Exactly as they appear, output all of the entries.
── DATA SHOWN ──
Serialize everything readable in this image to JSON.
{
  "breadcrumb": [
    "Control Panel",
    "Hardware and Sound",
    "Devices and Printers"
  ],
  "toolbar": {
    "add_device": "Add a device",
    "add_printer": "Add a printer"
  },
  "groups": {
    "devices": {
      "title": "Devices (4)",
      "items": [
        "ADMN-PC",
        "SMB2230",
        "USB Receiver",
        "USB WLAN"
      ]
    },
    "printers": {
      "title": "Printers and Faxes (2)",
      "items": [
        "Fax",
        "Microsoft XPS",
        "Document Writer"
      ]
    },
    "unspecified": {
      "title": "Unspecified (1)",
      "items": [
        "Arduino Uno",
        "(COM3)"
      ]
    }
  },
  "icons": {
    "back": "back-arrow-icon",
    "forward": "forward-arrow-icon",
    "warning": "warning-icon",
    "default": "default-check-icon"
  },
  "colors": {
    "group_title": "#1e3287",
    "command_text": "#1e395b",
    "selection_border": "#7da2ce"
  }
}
───
# [RESPONSE TO THE TASK]
Serialize everything readable in this image to JSON.
{
  "breadcrumb": [
    "Control Panel",
    "Hardware and Sound",
    "Devices and Printers"
  ],
  "toolbar": {
    "add_device": "Add a device",
    "add_printer": "Add a printer"
  },
  "groups": {
    "devices": {
      "title": "Devices (4)",
      "items": [
        "ADMN-PC",
        "SMB2230",
        "USB Receiver",
        "USB WLAN"
      ]
    },
    "printers": {
      "title": "Printers and Faxes (2)",
      "items": [
        "Fax",
        "Microsoft XPS",
        "Document Writer"
      ]
    },
    "unspecified": {
      "title": "Unspecified (1)",
      "items": [
        "Arduino Uno",
        "(COM3)"
      ]
    }
  },
  "icons": {
    "back": "back-arrow-icon",
    "forward": "forward-arrow-icon",
    "warning": "warning-icon",
    "default": "default-check-icon"
  },
  "colors": {
    "group_title": "#1e3287",
    "command_text": "#1e395b",
    "selection_border": "#7da2ce"
  }
}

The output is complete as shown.